*TASK TO CARRY OUT*
Output every line exactly as written. Leave out pictures.

Extracted data entries
==========

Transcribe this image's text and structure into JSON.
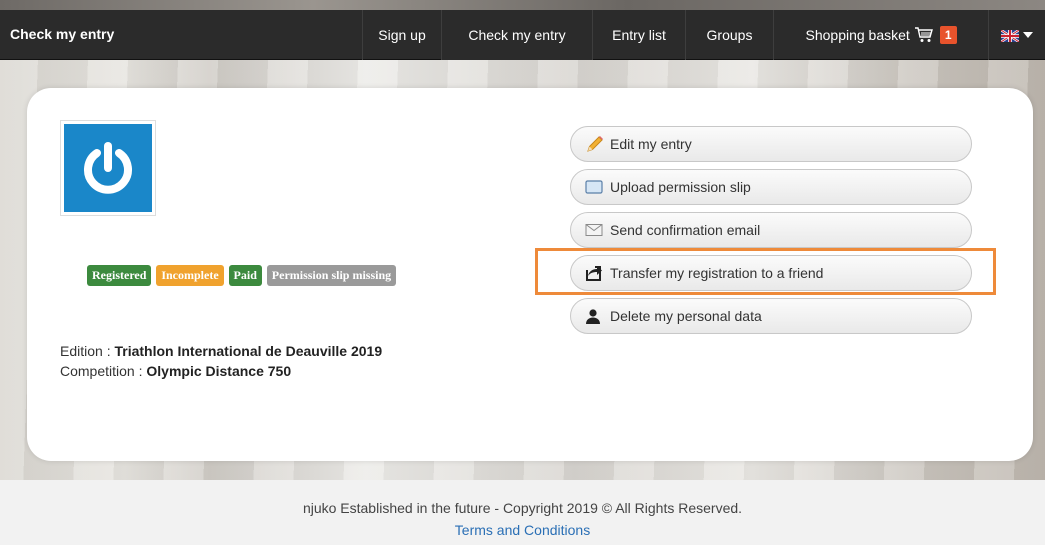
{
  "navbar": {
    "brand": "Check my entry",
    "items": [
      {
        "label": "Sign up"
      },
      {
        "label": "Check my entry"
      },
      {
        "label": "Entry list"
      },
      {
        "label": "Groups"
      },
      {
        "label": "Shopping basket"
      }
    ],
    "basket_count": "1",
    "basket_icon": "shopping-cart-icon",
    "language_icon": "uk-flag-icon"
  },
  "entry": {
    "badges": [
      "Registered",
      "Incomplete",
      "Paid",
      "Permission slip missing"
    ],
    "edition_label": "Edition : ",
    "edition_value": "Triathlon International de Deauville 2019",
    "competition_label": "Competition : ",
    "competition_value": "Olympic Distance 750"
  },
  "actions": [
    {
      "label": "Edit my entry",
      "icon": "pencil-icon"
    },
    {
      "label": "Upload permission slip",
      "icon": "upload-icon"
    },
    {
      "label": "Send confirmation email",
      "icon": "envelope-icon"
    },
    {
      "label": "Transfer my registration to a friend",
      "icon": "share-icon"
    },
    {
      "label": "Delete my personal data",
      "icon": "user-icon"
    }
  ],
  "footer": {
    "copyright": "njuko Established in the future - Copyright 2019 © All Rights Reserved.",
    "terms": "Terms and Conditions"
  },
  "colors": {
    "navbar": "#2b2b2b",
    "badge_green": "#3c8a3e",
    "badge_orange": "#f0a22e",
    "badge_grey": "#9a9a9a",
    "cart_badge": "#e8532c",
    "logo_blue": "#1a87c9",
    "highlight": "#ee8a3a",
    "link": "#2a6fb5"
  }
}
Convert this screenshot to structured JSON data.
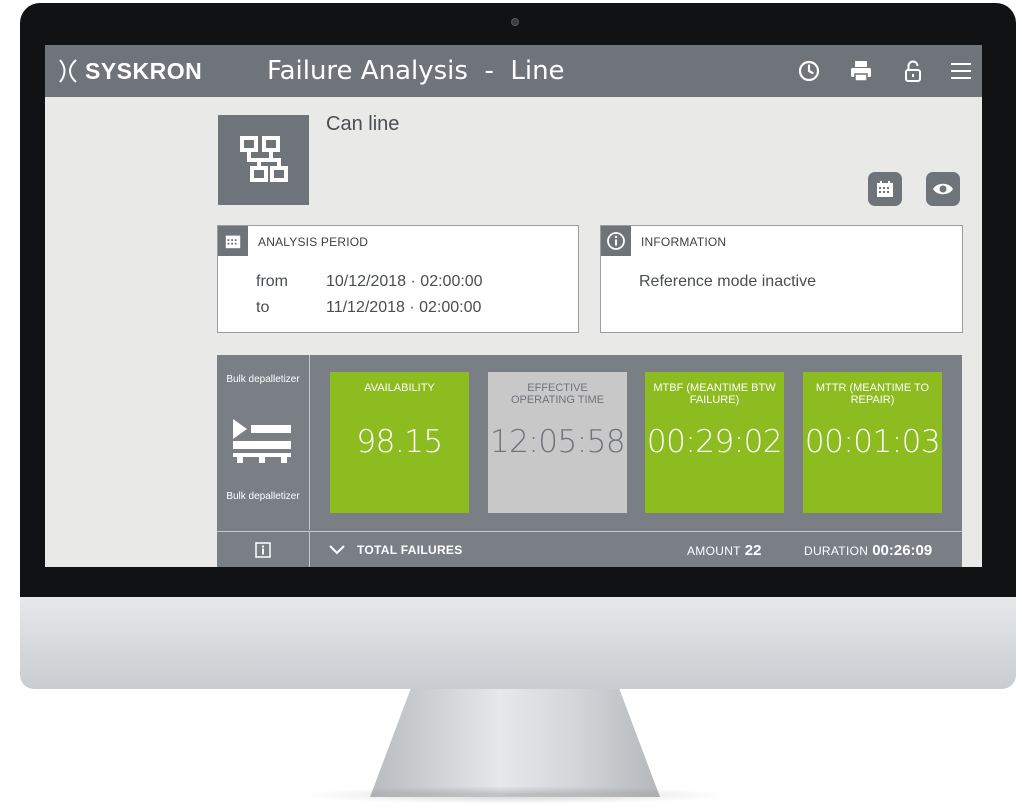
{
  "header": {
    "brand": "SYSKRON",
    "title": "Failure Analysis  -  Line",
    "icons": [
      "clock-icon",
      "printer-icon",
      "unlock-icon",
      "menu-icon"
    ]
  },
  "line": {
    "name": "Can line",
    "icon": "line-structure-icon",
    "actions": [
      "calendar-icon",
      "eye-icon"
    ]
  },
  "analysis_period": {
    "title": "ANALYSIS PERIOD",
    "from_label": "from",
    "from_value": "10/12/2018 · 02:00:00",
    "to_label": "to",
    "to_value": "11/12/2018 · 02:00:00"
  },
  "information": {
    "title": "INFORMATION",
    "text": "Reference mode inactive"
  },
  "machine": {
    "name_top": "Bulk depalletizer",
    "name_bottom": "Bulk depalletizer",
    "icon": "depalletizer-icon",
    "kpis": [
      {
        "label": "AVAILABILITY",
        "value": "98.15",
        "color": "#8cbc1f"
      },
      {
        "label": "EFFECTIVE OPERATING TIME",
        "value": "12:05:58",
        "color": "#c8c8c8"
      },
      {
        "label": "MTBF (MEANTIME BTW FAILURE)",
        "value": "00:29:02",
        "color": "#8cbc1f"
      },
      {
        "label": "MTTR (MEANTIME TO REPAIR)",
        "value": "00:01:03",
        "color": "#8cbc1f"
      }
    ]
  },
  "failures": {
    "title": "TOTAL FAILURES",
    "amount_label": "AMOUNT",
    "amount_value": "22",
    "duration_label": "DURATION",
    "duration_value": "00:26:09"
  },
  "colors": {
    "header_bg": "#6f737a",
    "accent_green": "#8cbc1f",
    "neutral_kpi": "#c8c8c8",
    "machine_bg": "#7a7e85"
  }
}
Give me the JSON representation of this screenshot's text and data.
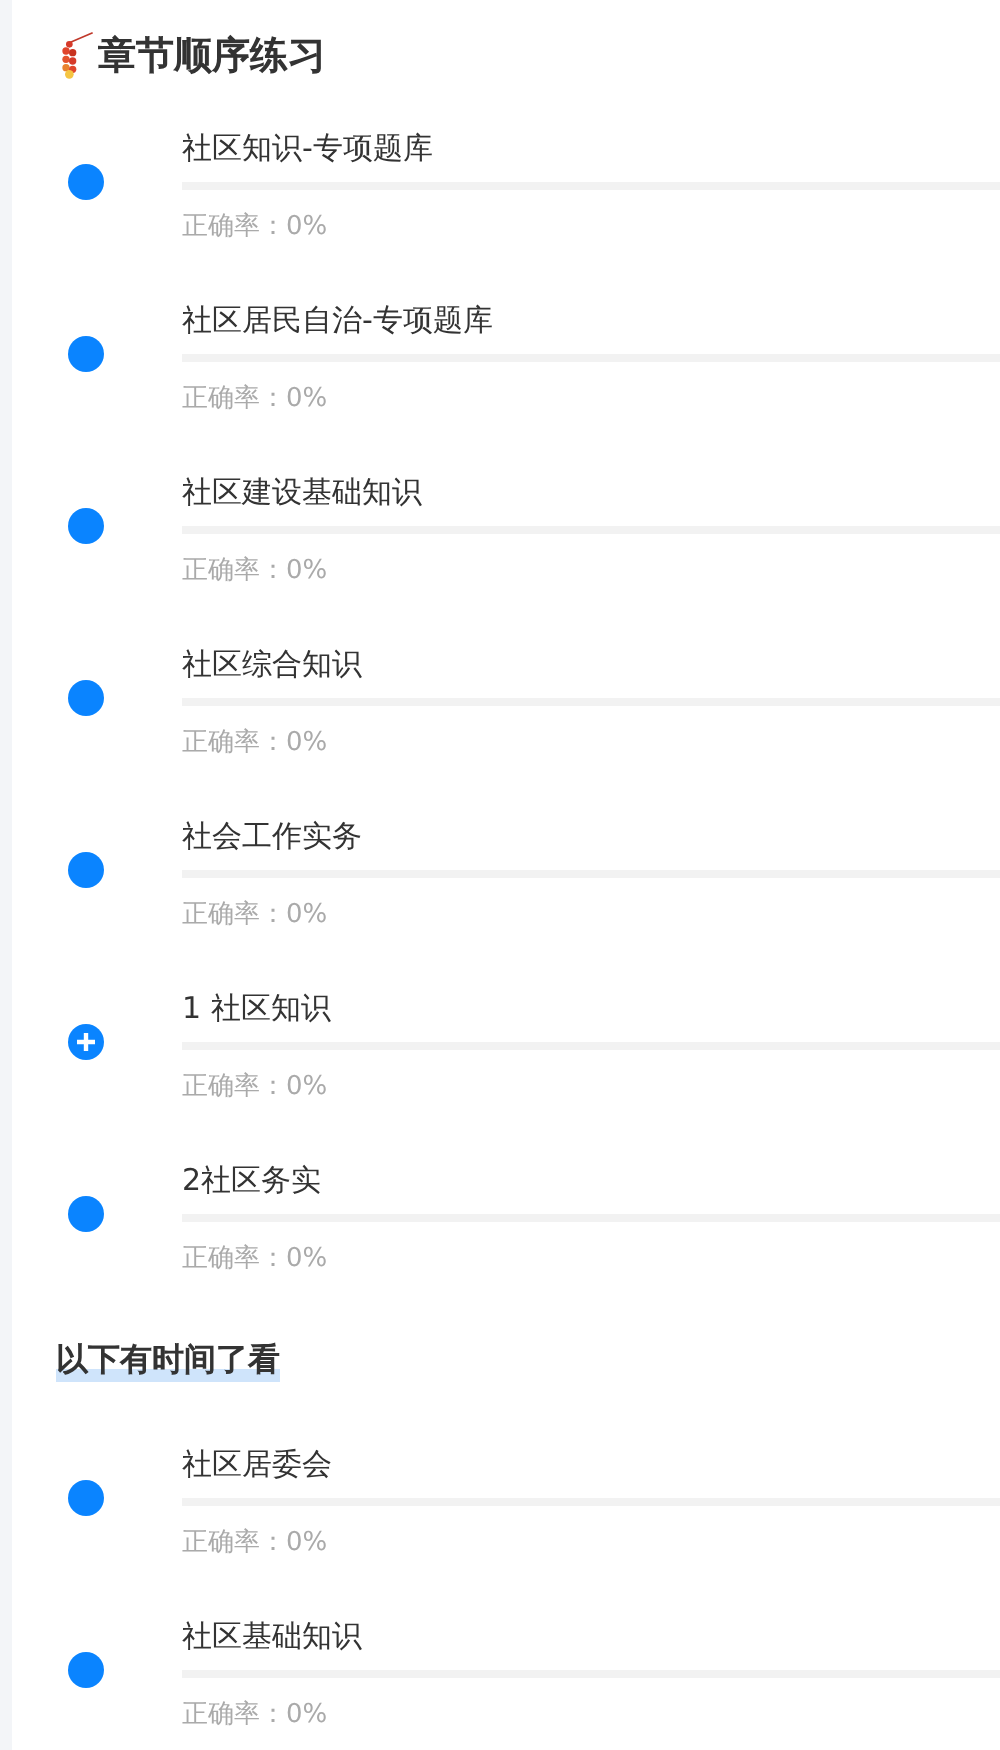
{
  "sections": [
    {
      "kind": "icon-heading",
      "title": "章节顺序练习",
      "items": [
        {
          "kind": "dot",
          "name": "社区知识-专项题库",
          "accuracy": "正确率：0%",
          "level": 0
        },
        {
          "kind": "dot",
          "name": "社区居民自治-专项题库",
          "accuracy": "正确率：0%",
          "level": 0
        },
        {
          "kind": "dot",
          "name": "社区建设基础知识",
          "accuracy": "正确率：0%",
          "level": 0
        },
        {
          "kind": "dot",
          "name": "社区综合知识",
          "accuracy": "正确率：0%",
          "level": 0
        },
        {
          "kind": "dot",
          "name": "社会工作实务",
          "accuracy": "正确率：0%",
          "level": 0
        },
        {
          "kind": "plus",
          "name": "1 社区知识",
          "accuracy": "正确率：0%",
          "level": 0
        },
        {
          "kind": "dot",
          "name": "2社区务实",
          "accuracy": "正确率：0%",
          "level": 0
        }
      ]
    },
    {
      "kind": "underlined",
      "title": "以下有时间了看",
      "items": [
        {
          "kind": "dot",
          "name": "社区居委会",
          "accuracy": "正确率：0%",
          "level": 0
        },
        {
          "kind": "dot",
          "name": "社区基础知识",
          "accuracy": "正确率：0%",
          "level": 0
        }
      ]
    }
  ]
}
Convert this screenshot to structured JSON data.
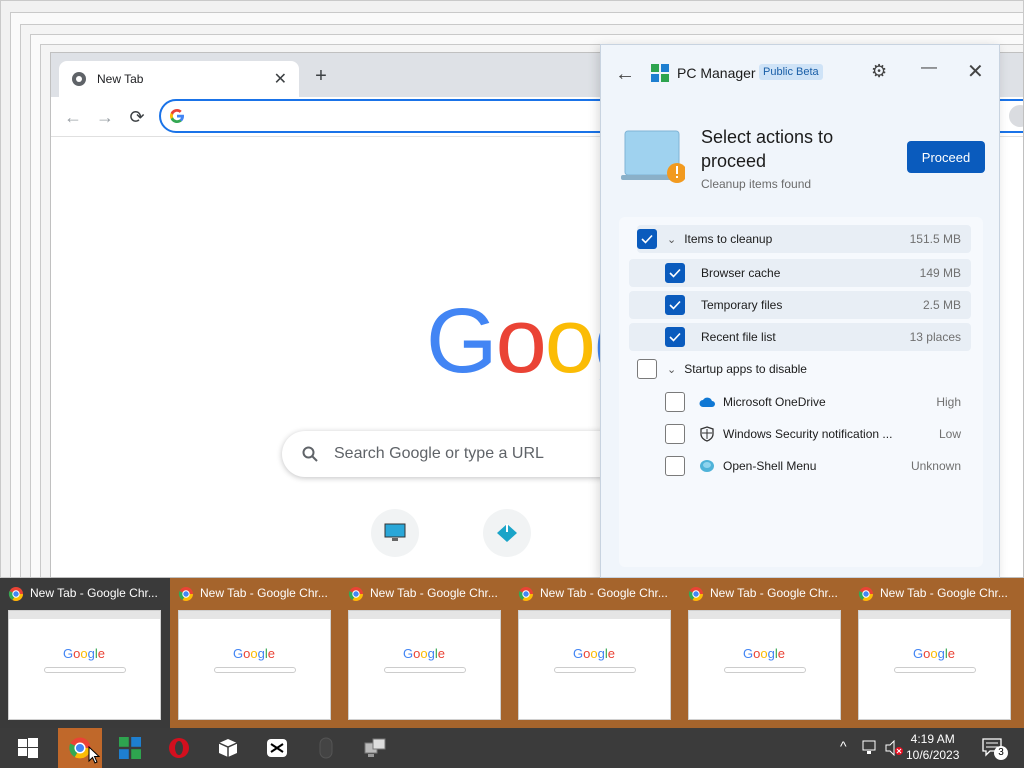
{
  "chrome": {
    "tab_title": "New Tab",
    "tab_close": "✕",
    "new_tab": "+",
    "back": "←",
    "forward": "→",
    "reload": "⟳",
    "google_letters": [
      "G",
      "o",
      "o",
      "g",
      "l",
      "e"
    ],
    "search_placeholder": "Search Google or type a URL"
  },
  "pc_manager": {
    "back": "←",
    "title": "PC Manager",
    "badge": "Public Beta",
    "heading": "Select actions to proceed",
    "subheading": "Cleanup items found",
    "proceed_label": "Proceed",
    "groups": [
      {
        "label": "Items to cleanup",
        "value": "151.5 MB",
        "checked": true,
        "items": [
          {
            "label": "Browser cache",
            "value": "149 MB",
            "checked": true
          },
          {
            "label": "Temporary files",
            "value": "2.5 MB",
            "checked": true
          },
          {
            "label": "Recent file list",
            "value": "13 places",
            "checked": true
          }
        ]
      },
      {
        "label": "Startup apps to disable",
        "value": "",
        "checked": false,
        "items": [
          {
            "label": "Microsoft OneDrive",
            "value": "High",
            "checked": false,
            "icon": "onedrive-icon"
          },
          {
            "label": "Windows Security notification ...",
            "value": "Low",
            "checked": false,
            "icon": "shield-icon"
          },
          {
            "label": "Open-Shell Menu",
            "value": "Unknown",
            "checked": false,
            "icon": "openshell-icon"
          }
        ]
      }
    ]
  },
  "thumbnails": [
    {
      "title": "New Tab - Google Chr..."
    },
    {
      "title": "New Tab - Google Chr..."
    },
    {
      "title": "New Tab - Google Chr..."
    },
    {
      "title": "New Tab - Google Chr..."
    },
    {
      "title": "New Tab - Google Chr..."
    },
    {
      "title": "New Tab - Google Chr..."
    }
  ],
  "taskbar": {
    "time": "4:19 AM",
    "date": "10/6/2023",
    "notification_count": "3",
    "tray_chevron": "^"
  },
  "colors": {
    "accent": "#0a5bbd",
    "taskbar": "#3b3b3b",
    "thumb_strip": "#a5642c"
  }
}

==========

*TASK SOLUTION*
Transcribe this image's text and structure into JSON.
{
  "navbar": {
    "brand": "Check my entry",
    "items": [
      {
        "label": "Sign up"
      },
      {
        "label": "Check my entry"
      },
      {
        "label": "Entry list"
      },
      {
        "label": "Groups"
      },
      {
        "label": "Shopping basket"
      }
    ],
    "basket_count": "1",
    "basket_icon": "shopping-cart-icon",
    "language_icon": "uk-flag-icon"
  },
  "entry": {
    "badges": [
      "Registered",
      "Incomplete",
      "Paid",
      "Permission slip missing"
    ],
    "edition_label": "Edition : ",
    "edition_value": "Triathlon International de Deauville 2019",
    "competition_label": "Competition : ",
    "competition_value": "Olympic Distance 750"
  },
  "actions": [
    {
      "label": "Edit my entry",
      "icon": "pencil-icon"
    },
    {
      "label": "Upload permission slip",
      "icon": "upload-icon"
    },
    {
      "label": "Send confirmation email",
      "icon": "envelope-icon"
    },
    {
      "label": "Transfer my registration to a friend",
      "icon": "share-icon"
    },
    {
      "label": "Delete my personal data",
      "icon": "user-icon"
    }
  ],
  "footer": {
    "copyright": "njuko Established in the future - Copyright 2019 © All Rights Reserved.",
    "terms": "Terms and Conditions"
  },
  "colors": {
    "navbar": "#2b2b2b",
    "badge_green": "#3c8a3e",
    "badge_orange": "#f0a22e",
    "badge_grey": "#9a9a9a",
    "cart_badge": "#e8532c",
    "logo_blue": "#1a87c9",
    "highlight": "#ee8a3a",
    "link": "#2a6fb5"
  }
}
Convert this screenshot to structured JSON data.
{
  "header": {
    "brand": "SYSKRON",
    "title": "Failure Analysis  -  Line",
    "icons": [
      "clock-icon",
      "printer-icon",
      "unlock-icon",
      "menu-icon"
    ]
  },
  "line": {
    "name": "Can line",
    "icon": "line-structure-icon",
    "actions": [
      "calendar-icon",
      "eye-icon"
    ]
  },
  "analysis_period": {
    "title": "ANALYSIS PERIOD",
    "from_label": "from",
    "from_value": "10/12/2018 · 02:00:00",
    "to_label": "to",
    "to_value": "11/12/2018 · 02:00:00"
  },
  "information": {
    "title": "INFORMATION",
    "text": "Reference mode inactive"
  },
  "machine": {
    "name_top": "Bulk depalletizer",
    "name_bottom": "Bulk depalletizer",
    "icon": "depalletizer-icon",
    "kpis": [
      {
        "label": "AVAILABILITY",
        "value": "98.15",
        "color": "#8cbc1f"
      },
      {
        "label": "EFFECTIVE OPERATING TIME",
        "value": "12:05:58",
        "color": "#c8c8c8"
      },
      {
        "label": "MTBF (MEANTIME BTW FAILURE)",
        "value": "00:29:02",
        "color": "#8cbc1f"
      },
      {
        "label": "MTTR (MEANTIME TO REPAIR)",
        "value": "00:01:03",
        "color": "#8cbc1f"
      }
    ]
  },
  "failures": {
    "title": "TOTAL FAILURES",
    "amount_label": "AMOUNT",
    "amount_value": "22",
    "duration_label": "DURATION",
    "duration_value": "00:26:09"
  },
  "colors": {
    "header_bg": "#6f737a",
    "accent_green": "#8cbc1f",
    "neutral_kpi": "#c8c8c8",
    "machine_bg": "#7a7e85"
  }
}
Give me the JSON representation of this screenshot's text and data.
{
  "sections": [
    {
      "kind": "icon-heading",
      "title": "章节顺序练习",
      "items": [
        {
          "kind": "dot",
          "name": "社区知识-专项题库",
          "accuracy": "正确率：0%",
          "level": 0
        },
        {
          "kind": "dot",
          "name": "社区居民自治-专项题库",
          "accuracy": "正确率：0%",
          "level": 0
        },
        {
          "kind": "dot",
          "name": "社区建设基础知识",
          "accuracy": "正确率：0%",
          "level": 0
        },
        {
          "kind": "dot",
          "name": "社区综合知识",
          "accuracy": "正确率：0%",
          "level": 0
        },
        {
          "kind": "dot",
          "name": "社会工作实务",
          "accuracy": "正确率：0%",
          "level": 0
        },
        {
          "kind": "plus",
          "name": "1 社区知识",
          "accuracy": "正确率：0%",
          "level": 0
        },
        {
          "kind": "dot",
          "name": "2社区务实",
          "accuracy": "正确率：0%",
          "level": 0
        }
      ]
    },
    {
      "kind": "underlined",
      "title": "以下有时间了看",
      "items": [
        {
          "kind": "dot",
          "name": "社区居委会",
          "accuracy": "正确率：0%",
          "level": 0
        },
        {
          "kind": "dot",
          "name": "社区基础知识",
          "accuracy": "正确率：0%",
          "level": 0
        }
      ]
    }
  ]
}
Convert this screenshot to structured JSON data.
{
  "chrome": {
    "tab_title": "New Tab",
    "tab_close": "✕",
    "new_tab": "+",
    "back": "←",
    "forward": "→",
    "reload": "⟳",
    "google_letters": [
      "G",
      "o",
      "o",
      "g",
      "l",
      "e"
    ],
    "search_placeholder": "Search Google or type a URL"
  },
  "pc_manager": {
    "back": "←",
    "title": "PC Manager",
    "badge": "Public Beta",
    "heading": "Select actions to proceed",
    "subheading": "Cleanup items found",
    "proceed_label": "Proceed",
    "groups": [
      {
        "label": "Items to cleanup",
        "value": "151.5 MB",
        "checked": true,
        "items": [
          {
            "label": "Browser cache",
            "value": "149 MB",
            "checked": true
          },
          {
            "label": "Temporary files",
            "value": "2.5 MB",
            "checked": true
          },
          {
            "label": "Recent file list",
            "value": "13 places",
            "checked": true
          }
        ]
      },
      {
        "label": "Startup apps to disable",
        "value": "",
        "checked": false,
        "items": [
          {
            "label": "Microsoft OneDrive",
            "value": "High",
            "checked": false,
            "icon": "onedrive-icon"
          },
          {
            "label": "Windows Security notification ...",
            "value": "Low",
            "checked": false,
            "icon": "shield-icon"
          },
          {
            "label": "Open-Shell Menu",
            "value": "Unknown",
            "checked": false,
            "icon": "openshell-icon"
          }
        ]
      }
    ]
  },
  "thumbnails": [
    {
      "title": "New Tab - Google Chr..."
    },
    {
      "title": "New Tab - Google Chr..."
    },
    {
      "title": "New Tab - Google Chr..."
    },
    {
      "title": "New Tab - Google Chr..."
    },
    {
      "title": "New Tab - Google Chr..."
    },
    {
      "title": "New Tab - Google Chr..."
    }
  ],
  "taskbar": {
    "time": "4:19 AM",
    "date": "10/6/2023",
    "notification_count": "3",
    "tray_chevron": "^"
  },
  "colors": {
    "accent": "#0a5bbd",
    "taskbar": "#3b3b3b",
    "thumb_strip": "#a5642c"
  }
}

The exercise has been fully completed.